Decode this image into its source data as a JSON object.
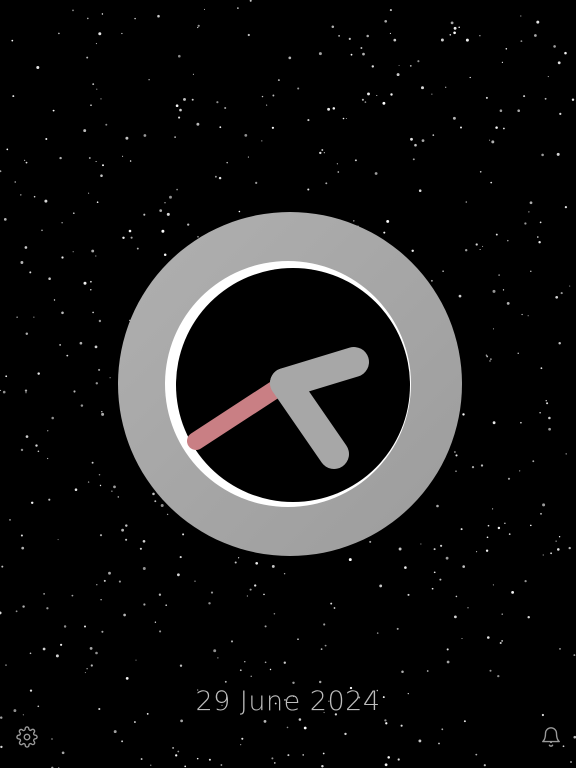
{
  "screen": {
    "background_color": "#000000",
    "star_color": "#ffffff"
  },
  "clock": {
    "ring_color": "#a8a8a8",
    "ring_highlight_color": "#ffffff",
    "hand_color": "#a7a7a7",
    "second_hand_color": "#c97f84",
    "time_shown": {
      "hour": 4,
      "minute": 12,
      "second": 41
    }
  },
  "date": {
    "label": "29 June 2024"
  },
  "toolbar": {
    "settings_icon": "gear-icon",
    "alarm_icon": "bell-icon",
    "icon_color": "#9a9a9a"
  }
}
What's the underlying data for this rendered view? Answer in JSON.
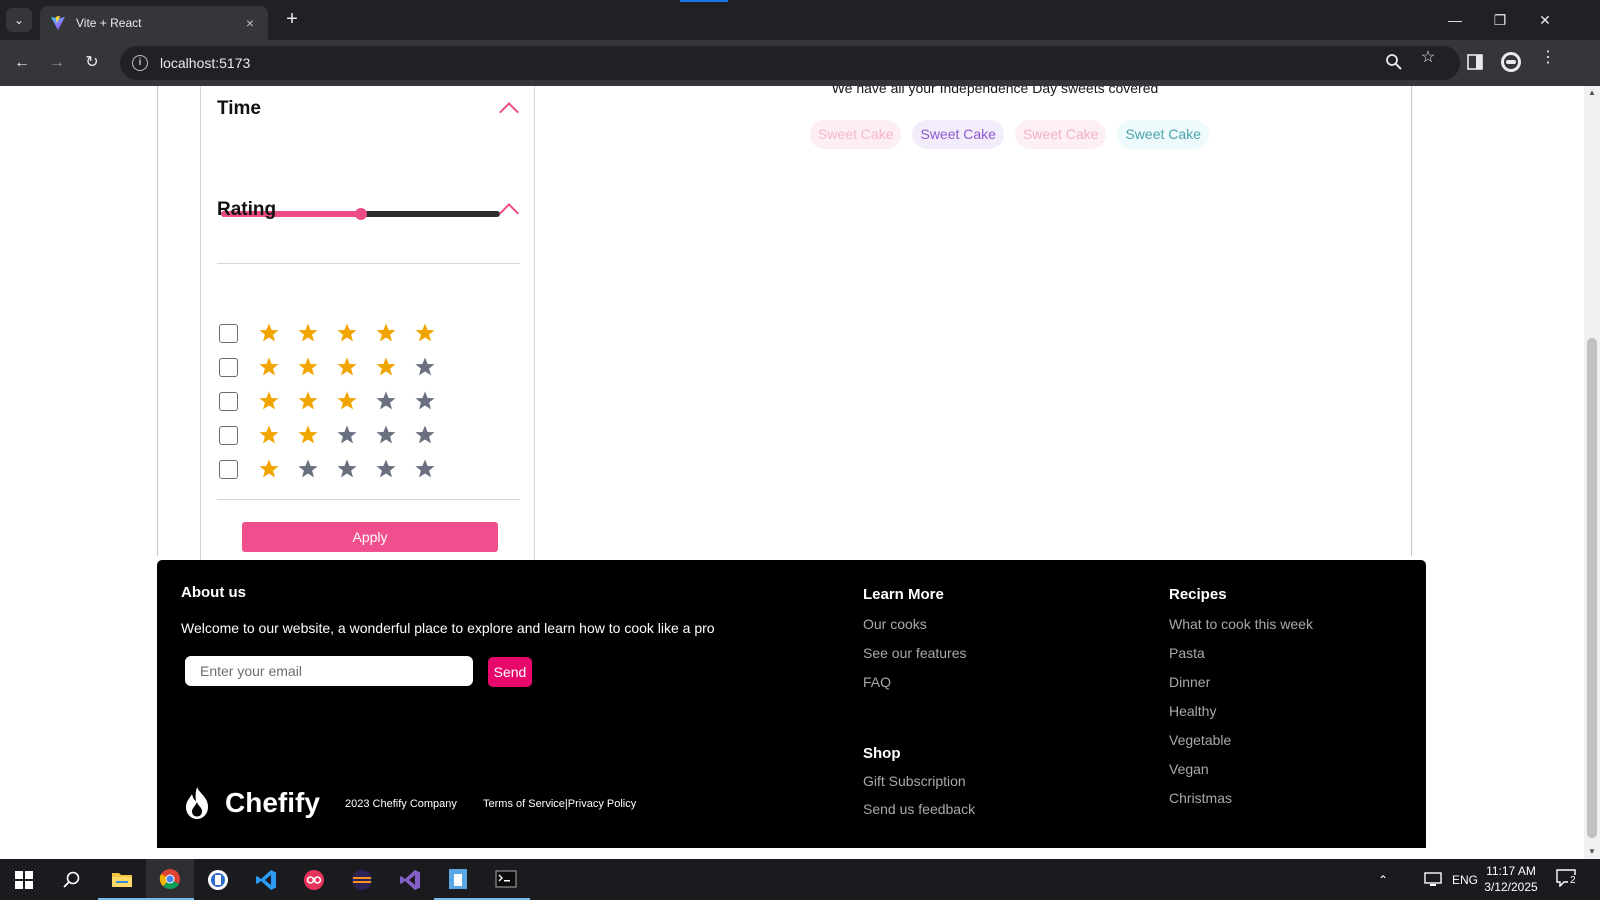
{
  "browser": {
    "tab_title": "Vite + React",
    "url": "localhost:5173",
    "new_tab_symbol": "+",
    "close_symbol": "×"
  },
  "filters": {
    "time": {
      "title": "Time",
      "slider_value_fraction": 0.5
    },
    "rating": {
      "title": "Rating",
      "max_stars": 5,
      "rows": [
        5,
        4,
        3,
        2,
        1
      ]
    },
    "apply_label": "Apply"
  },
  "content": {
    "subtitle": "We have all your Independence Day sweets covered",
    "chips": [
      {
        "label": "Sweet Cake",
        "bg": "#fdeef3",
        "color": "#f4b6cc"
      },
      {
        "label": "Sweet Cake",
        "bg": "#f3edfb",
        "color": "#8c5bd0"
      },
      {
        "label": "Sweet Cake",
        "bg": "#fdf0f3",
        "color": "#f1b2c4"
      },
      {
        "label": "Sweet Cake",
        "bg": "#eefafb",
        "color": "#4aa3ad"
      }
    ]
  },
  "footer": {
    "about_title": "About us",
    "about_text": "Welcome to our website, a wonderful place to explore and learn how to cook like a pro",
    "email_placeholder": "Enter your email",
    "send_label": "Send",
    "brand_name": "Chefify",
    "copyright": "2023 Chefify Company",
    "terms": "Terms of Service",
    "separator": "|",
    "privacy": "Privacy Policy",
    "learn_more": {
      "title": "Learn More",
      "links": [
        "Our cooks",
        "See our features",
        "FAQ"
      ]
    },
    "shop": {
      "title": "Shop",
      "links": [
        "Gift Subscription",
        "Send us feedback"
      ]
    },
    "recipes": {
      "title": "Recipes",
      "links": [
        "What to cook this week",
        "Pasta",
        "Dinner",
        "Healthy",
        "Vegetable",
        "Vegan",
        "Christmas"
      ]
    }
  },
  "taskbar": {
    "language": "ENG",
    "time": "11:17 AM",
    "date": "3/12/2025",
    "notification_count": "2"
  },
  "colors": {
    "accent_pink": "#ec4c86",
    "star_filled": "#f0a500",
    "star_empty": "#6b7081",
    "send_button": "#e8086b"
  }
}
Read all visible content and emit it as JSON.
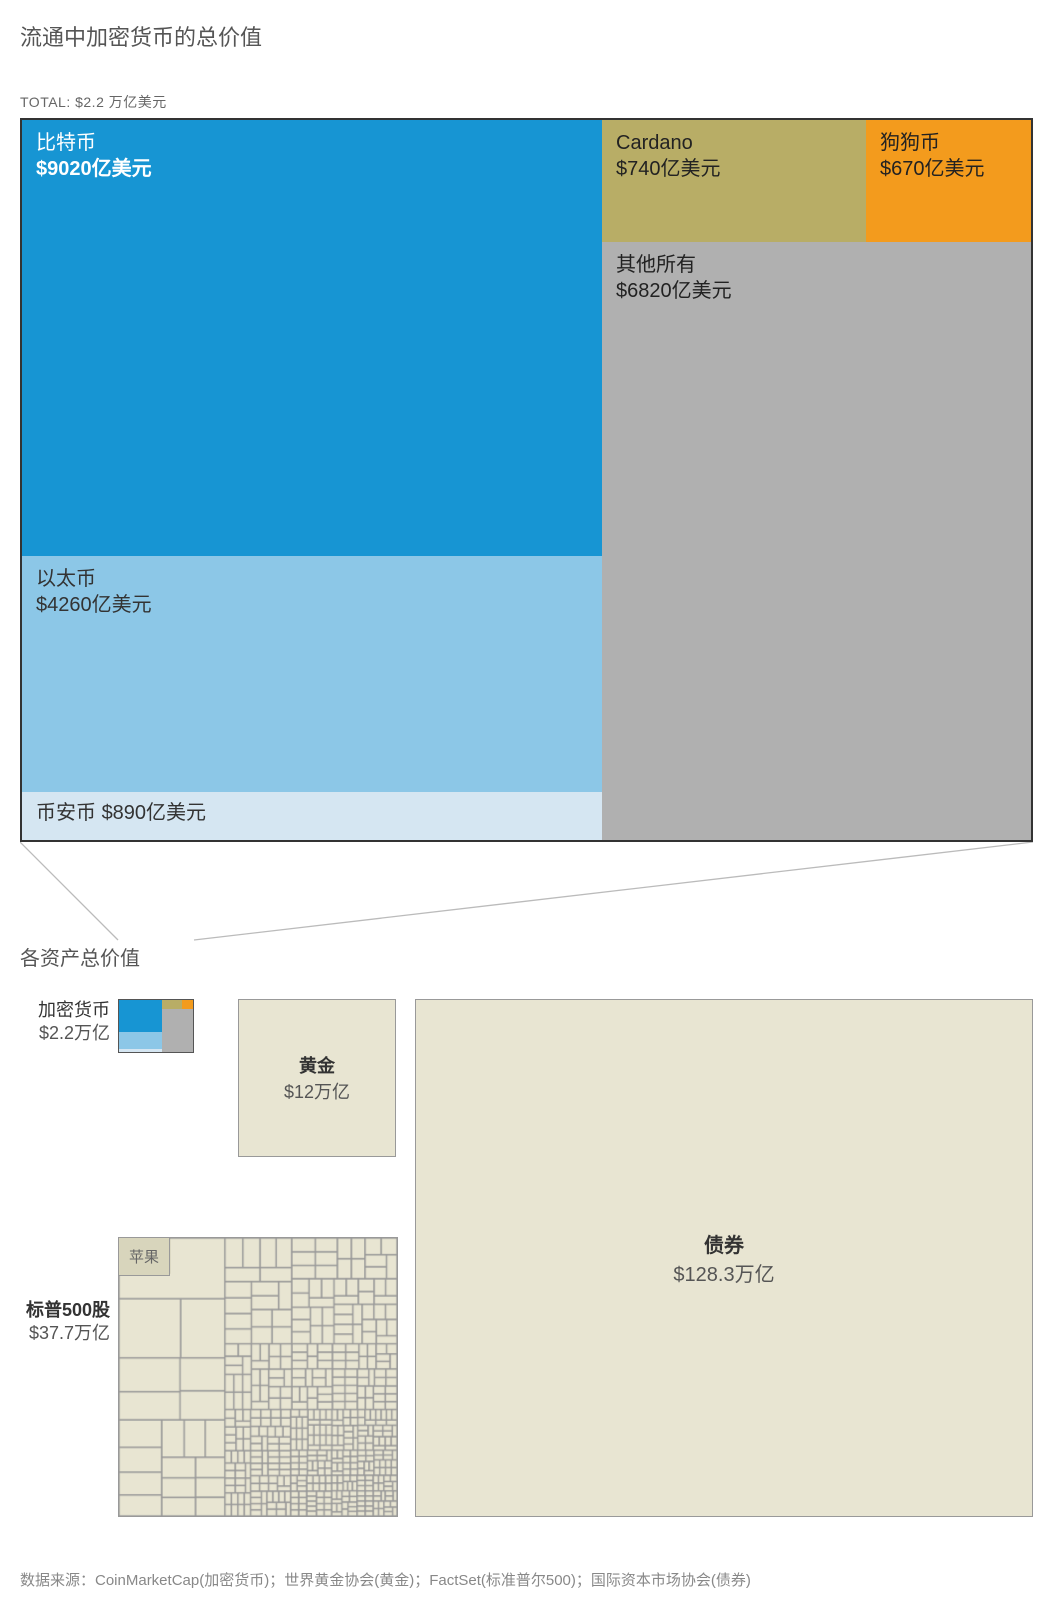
{
  "title": "流通中加密货币的总价值",
  "total_label": "TOTAL: $2.2 万亿美元",
  "crypto": {
    "bitcoin": {
      "name": "比特币",
      "value": "$9020亿美元"
    },
    "ether": {
      "name": "以太币",
      "value": "$4260亿美元"
    },
    "binance": {
      "name": "币安币",
      "value": "$890亿美元"
    },
    "cardano": {
      "name": "Cardano",
      "value": "$740亿美元"
    },
    "doge": {
      "name": "狗狗币",
      "value": "$670亿美元"
    },
    "other": {
      "name": "其他所有",
      "value": "$6820亿美元"
    }
  },
  "section2_title": "各资产总价值",
  "assets": {
    "crypto": {
      "name": "加密货币",
      "value": "$2.2万亿"
    },
    "gold": {
      "name": "黄金",
      "value": "$12万亿"
    },
    "sp500": {
      "name": "标普500股",
      "value": "$37.7万亿",
      "apple": "苹果"
    },
    "bonds": {
      "name": "债券",
      "value": "$128.3万亿"
    }
  },
  "source": "数据来源：CoinMarketCap(加密货币)；世界黄金协会(黄金)；FactSet(标准普尔500)；国际资本市场协会(债券)",
  "colors": {
    "bitcoin": "#1795d3",
    "ether": "#8cc7e7",
    "binance": "#d5e6f2",
    "cardano": "#b8ad66",
    "doge": "#f39b1d",
    "other": "#b0b0b0",
    "neutral": "#e8e5d2"
  },
  "chart_data": [
    {
      "type": "treemap",
      "title": "流通中加密货币的总价值",
      "total_label": "TOTAL",
      "total_value_usd_trillion": 2.2,
      "unit": "亿美元",
      "items": [
        {
          "name": "比特币",
          "value_usd_100m": 9020
        },
        {
          "name": "以太币",
          "value_usd_100m": 4260
        },
        {
          "name": "币安币",
          "value_usd_100m": 890
        },
        {
          "name": "Cardano",
          "value_usd_100m": 740
        },
        {
          "name": "狗狗币",
          "value_usd_100m": 670
        },
        {
          "name": "其他所有",
          "value_usd_100m": 6820
        }
      ]
    },
    {
      "type": "area-comparison",
      "title": "各资产总价值",
      "unit": "万亿美元",
      "items": [
        {
          "name": "加密货币",
          "value_usd_trillion": 2.2
        },
        {
          "name": "黄金",
          "value_usd_trillion": 12
        },
        {
          "name": "标普500股",
          "value_usd_trillion": 37.7,
          "highlight": "苹果"
        },
        {
          "name": "债券",
          "value_usd_trillion": 128.3
        }
      ]
    }
  ]
}
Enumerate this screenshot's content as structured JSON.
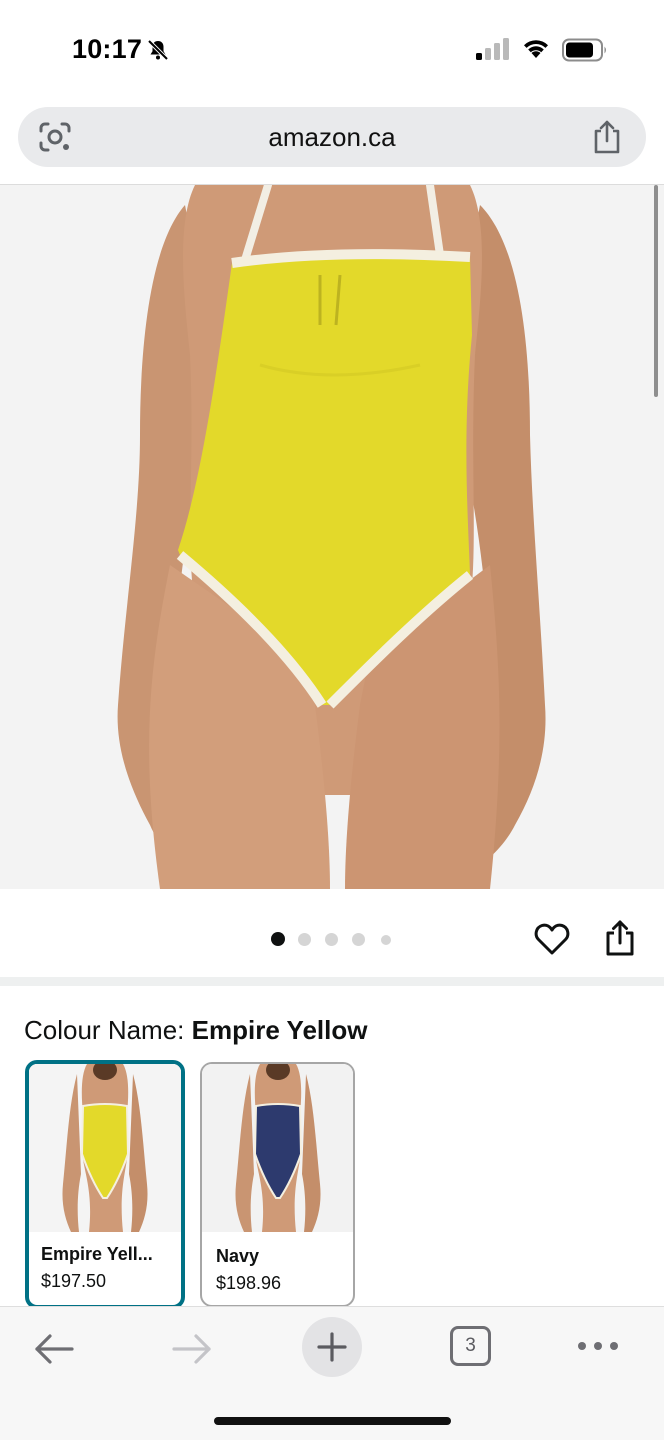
{
  "status_bar": {
    "time": "10:17",
    "icons": [
      "bell-slash-icon",
      "cellular-signal-icon",
      "wifi-icon",
      "battery-icon"
    ]
  },
  "url_bar": {
    "url": "amazon.ca",
    "icons": [
      "lens-icon",
      "share-icon"
    ]
  },
  "product": {
    "image_description_icon": "product-photo",
    "carousel_dot_count": 5,
    "carousel_active_index": 0
  },
  "colour": {
    "label": "Colour Name:",
    "value": "Empire Yellow",
    "options": [
      {
        "name": "Empire Yell...",
        "price": "$197.50",
        "selected": true
      },
      {
        "name": "Navy",
        "price": "$198.96",
        "selected": false
      }
    ]
  },
  "toolbar": {
    "tab_count": "3",
    "icons": [
      "back-arrow-icon",
      "forward-arrow-icon",
      "plus-icon",
      "tabs-icon",
      "more-icon"
    ]
  },
  "colors": {
    "accent_teal": "#007185",
    "swimsuit_yellow": "#e3d92a",
    "swimsuit_navy": "#2d3a6e"
  }
}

■ **Written problem**: Quote every record above exactly, leaving out any pictures.

■ **Solved problem**:
Decode this image into its source data as a JSON object.
{
  "screen": {
    "background_color": "#000000",
    "star_color": "#ffffff"
  },
  "clock": {
    "ring_color": "#a8a8a8",
    "ring_highlight_color": "#ffffff",
    "hand_color": "#a7a7a7",
    "second_hand_color": "#c97f84",
    "time_shown": {
      "hour": 4,
      "minute": 12,
      "second": 41
    }
  },
  "date": {
    "label": "29 June 2024"
  },
  "toolbar": {
    "settings_icon": "gear-icon",
    "alarm_icon": "bell-icon",
    "icon_color": "#9a9a9a"
  }
}
What's the underlying data for this rendered view? Answer in JSON.
{
  "browser": {
    "tab_title": "Vite + React",
    "url": "localhost:5173",
    "new_tab_symbol": "+",
    "close_symbol": "×"
  },
  "filters": {
    "time": {
      "title": "Time",
      "slider_value_fraction": 0.5
    },
    "rating": {
      "title": "Rating",
      "max_stars": 5,
      "rows": [
        5,
        4,
        3,
        2,
        1
      ]
    },
    "apply_label": "Apply"
  },
  "content": {
    "subtitle": "We have all your Independence Day sweets covered",
    "chips": [
      {
        "label": "Sweet Cake",
        "bg": "#fdeef3",
        "color": "#f4b6cc"
      },
      {
        "label": "Sweet Cake",
        "bg": "#f3edfb",
        "color": "#8c5bd0"
      },
      {
        "label": "Sweet Cake",
        "bg": "#fdf0f3",
        "color": "#f1b2c4"
      },
      {
        "label": "Sweet Cake",
        "bg": "#eefafb",
        "color": "#4aa3ad"
      }
    ]
  },
  "footer": {
    "about_title": "About us",
    "about_text": "Welcome to our website, a wonderful place to explore and learn how to cook like a pro",
    "email_placeholder": "Enter your email",
    "send_label": "Send",
    "brand_name": "Chefify",
    "copyright": "2023 Chefify Company",
    "terms": "Terms of Service",
    "separator": "|",
    "privacy": "Privacy Policy",
    "learn_more": {
      "title": "Learn More",
      "links": [
        "Our cooks",
        "See our features",
        "FAQ"
      ]
    },
    "shop": {
      "title": "Shop",
      "links": [
        "Gift Subscription",
        "Send us feedback"
      ]
    },
    "recipes": {
      "title": "Recipes",
      "links": [
        "What to cook this week",
        "Pasta",
        "Dinner",
        "Healthy",
        "Vegetable",
        "Vegan",
        "Christmas"
      ]
    }
  },
  "taskbar": {
    "language": "ENG",
    "time": "11:17 AM",
    "date": "3/12/2025",
    "notification_count": "2"
  },
  "colors": {
    "accent_pink": "#ec4c86",
    "star_filled": "#f0a500",
    "star_empty": "#6b7081",
    "send_button": "#e8086b"
  }
}
Read all visible content and emit it as JSON.
{
  "title": "流通中加密货币的总价值",
  "total_label": "TOTAL: $2.2 万亿美元",
  "crypto": {
    "bitcoin": {
      "name": "比特币",
      "value": "$9020亿美元"
    },
    "ether": {
      "name": "以太币",
      "value": "$4260亿美元"
    },
    "binance": {
      "name": "币安币",
      "value": "$890亿美元"
    },
    "cardano": {
      "name": "Cardano",
      "value": "$740亿美元"
    },
    "doge": {
      "name": "狗狗币",
      "value": "$670亿美元"
    },
    "other": {
      "name": "其他所有",
      "value": "$6820亿美元"
    }
  },
  "section2_title": "各资产总价值",
  "assets": {
    "crypto": {
      "name": "加密货币",
      "value": "$2.2万亿"
    },
    "gold": {
      "name": "黄金",
      "value": "$12万亿"
    },
    "sp500": {
      "name": "标普500股",
      "value": "$37.7万亿",
      "apple": "苹果"
    },
    "bonds": {
      "name": "债券",
      "value": "$128.3万亿"
    }
  },
  "source": "数据来源：CoinMarketCap(加密货币)；世界黄金协会(黄金)；FactSet(标准普尔500)；国际资本市场协会(债券)",
  "colors": {
    "bitcoin": "#1795d3",
    "ether": "#8cc7e7",
    "binance": "#d5e6f2",
    "cardano": "#b8ad66",
    "doge": "#f39b1d",
    "other": "#b0b0b0",
    "neutral": "#e8e5d2"
  },
  "chart_data": [
    {
      "type": "treemap",
      "title": "流通中加密货币的总价值",
      "total_label": "TOTAL",
      "total_value_usd_trillion": 2.2,
      "unit": "亿美元",
      "items": [
        {
          "name": "比特币",
          "value_usd_100m": 9020
        },
        {
          "name": "以太币",
          "value_usd_100m": 4260
        },
        {
          "name": "币安币",
          "value_usd_100m": 890
        },
        {
          "name": "Cardano",
          "value_usd_100m": 740
        },
        {
          "name": "狗狗币",
          "value_usd_100m": 670
        },
        {
          "name": "其他所有",
          "value_usd_100m": 6820
        }
      ]
    },
    {
      "type": "area-comparison",
      "title": "各资产总价值",
      "unit": "万亿美元",
      "items": [
        {
          "name": "加密货币",
          "value_usd_trillion": 2.2
        },
        {
          "name": "黄金",
          "value_usd_trillion": 12
        },
        {
          "name": "标普500股",
          "value_usd_trillion": 37.7,
          "highlight": "苹果"
        },
        {
          "name": "债券",
          "value_usd_trillion": 128.3
        }
      ]
    }
  ]
}
Enumerate this screenshot's content as structured JSON.
{
  "status_bar": {
    "time": "10:17",
    "icons": [
      "bell-slash-icon",
      "cellular-signal-icon",
      "wifi-icon",
      "battery-icon"
    ]
  },
  "url_bar": {
    "url": "amazon.ca",
    "icons": [
      "lens-icon",
      "share-icon"
    ]
  },
  "product": {
    "image_description_icon": "product-photo",
    "carousel_dot_count": 5,
    "carousel_active_index": 0
  },
  "colour": {
    "label": "Colour Name:",
    "value": "Empire Yellow",
    "options": [
      {
        "name": "Empire Yell...",
        "price": "$197.50",
        "selected": true
      },
      {
        "name": "Navy",
        "price": "$198.96",
        "selected": false
      }
    ]
  },
  "toolbar": {
    "tab_count": "3",
    "icons": [
      "back-arrow-icon",
      "forward-arrow-icon",
      "plus-icon",
      "tabs-icon",
      "more-icon"
    ]
  },
  "colors": {
    "accent_teal": "#007185",
    "swimsuit_yellow": "#e3d92a",
    "swimsuit_navy": "#2d3a6e"
  }
}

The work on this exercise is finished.